» **Task to complete**: Print the records below exactly as they appear.
--- start of Input data ---
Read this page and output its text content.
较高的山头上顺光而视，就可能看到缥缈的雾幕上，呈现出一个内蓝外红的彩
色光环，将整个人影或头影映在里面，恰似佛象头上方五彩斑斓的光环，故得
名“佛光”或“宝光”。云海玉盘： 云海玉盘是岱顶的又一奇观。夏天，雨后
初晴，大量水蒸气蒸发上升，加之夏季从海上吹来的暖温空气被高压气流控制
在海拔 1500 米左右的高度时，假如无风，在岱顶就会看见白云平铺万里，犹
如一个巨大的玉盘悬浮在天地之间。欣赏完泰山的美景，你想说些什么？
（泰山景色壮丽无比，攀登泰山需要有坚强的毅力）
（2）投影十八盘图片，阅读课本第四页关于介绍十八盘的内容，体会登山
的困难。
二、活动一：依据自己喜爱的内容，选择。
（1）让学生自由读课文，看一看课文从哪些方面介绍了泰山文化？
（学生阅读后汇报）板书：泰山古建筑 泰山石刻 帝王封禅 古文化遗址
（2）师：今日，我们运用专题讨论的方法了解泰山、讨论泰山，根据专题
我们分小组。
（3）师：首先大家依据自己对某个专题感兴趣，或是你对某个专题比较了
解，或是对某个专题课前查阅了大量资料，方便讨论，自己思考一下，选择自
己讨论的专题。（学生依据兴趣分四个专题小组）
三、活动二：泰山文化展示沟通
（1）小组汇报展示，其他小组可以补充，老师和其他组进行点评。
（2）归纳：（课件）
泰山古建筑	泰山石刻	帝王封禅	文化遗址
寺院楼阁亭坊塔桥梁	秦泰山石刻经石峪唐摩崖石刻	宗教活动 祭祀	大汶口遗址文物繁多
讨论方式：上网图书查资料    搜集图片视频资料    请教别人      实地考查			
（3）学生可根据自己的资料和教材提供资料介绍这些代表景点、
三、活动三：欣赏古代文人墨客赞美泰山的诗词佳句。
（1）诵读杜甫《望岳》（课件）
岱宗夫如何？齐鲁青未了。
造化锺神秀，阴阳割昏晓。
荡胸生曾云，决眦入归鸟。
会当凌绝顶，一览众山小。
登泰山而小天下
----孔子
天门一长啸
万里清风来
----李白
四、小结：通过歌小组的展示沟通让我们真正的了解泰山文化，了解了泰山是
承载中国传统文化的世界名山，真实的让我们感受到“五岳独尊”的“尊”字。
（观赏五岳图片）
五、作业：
--- end of Input data ---
» **Task solution**:
Read this page and output its text content.
较高的山头上顺光而视，就可能看到缥缈的雾幕上，呈现出一个内蓝外红的彩
色光环，将整个人影或头影映在里面，恰似佛象头上方五彩斑斓的光环，故得
名“佛光”或“宝光”。云海玉盘： 云海玉盘是岱顶的又一奇观。夏天，雨后
初晴，大量水蒸气蒸发上升，加之夏季从海上吹来的暖温空气被高压气流控制
在海拔 1500 米左右的高度时，假如无风，在岱顶就会看见白云平铺万里，犹
如一个巨大的玉盘悬浮在天地之间。欣赏完泰山的美景，你想说些什么？
（泰山景色壮丽无比，攀登泰山需要有坚强的毅力）
（2）投影十八盘图片，阅读课本第四页关于介绍十八盘的内容，体会登山
的困难。
二、活动一：依据自己喜爱的内容，选择。
（1）让学生自由读课文，看一看课文从哪些方面介绍了泰山文化？
（学生阅读后汇报）板书：泰山古建筑 泰山石刻 帝王封禅 古文化遗址
（2）师：今日，我们运用专题讨论的方法了解泰山、讨论泰山，根据专题
我们分小组。
（3）师：首先大家依据自己对某个专题感兴趣，或是你对某个专题比较了
解，或是对某个专题课前查阅了大量资料，方便讨论，自己思考一下，选择自
己讨论的专题。（学生依据兴趣分四个专题小组）
三、活动二：泰山文化展示沟通
（1）小组汇报展示，其他小组可以补充，老师和其他组进行点评。
（2）归纳：（课件）
泰山古建筑	泰山石刻	帝王封禅	文化遗址
寺院楼阁亭坊塔桥梁	秦泰山石刻经石峪唐摩崖石刻	宗教活动 祭祀	大汶口遗址文物繁多
讨论方式：上网图书查资料    搜集图片视频资料    请教别人      实地考查			
（3）学生可根据自己的资料和教材提供资料介绍这些代表景点、
三、活动三：欣赏古代文人墨客赞美泰山的诗词佳句。
（1）诵读杜甫《望岳》（课件）
岱宗夫如何？齐鲁青未了。
造化锺神秀，阴阳割昏晓。
荡胸生曾云，决眦入归鸟。
会当凌绝顶，一览众山小。
登泰山而小天下
----孔子
天门一长啸
万里清风来
----李白
四、小结：通过歌小组的展示沟通让我们真正的了解泰山文化，了解了泰山是
承载中国传统文化的世界名山，真实的让我们感受到“五岳独尊”的“尊”字。
（观赏五岳图片）
五、作业：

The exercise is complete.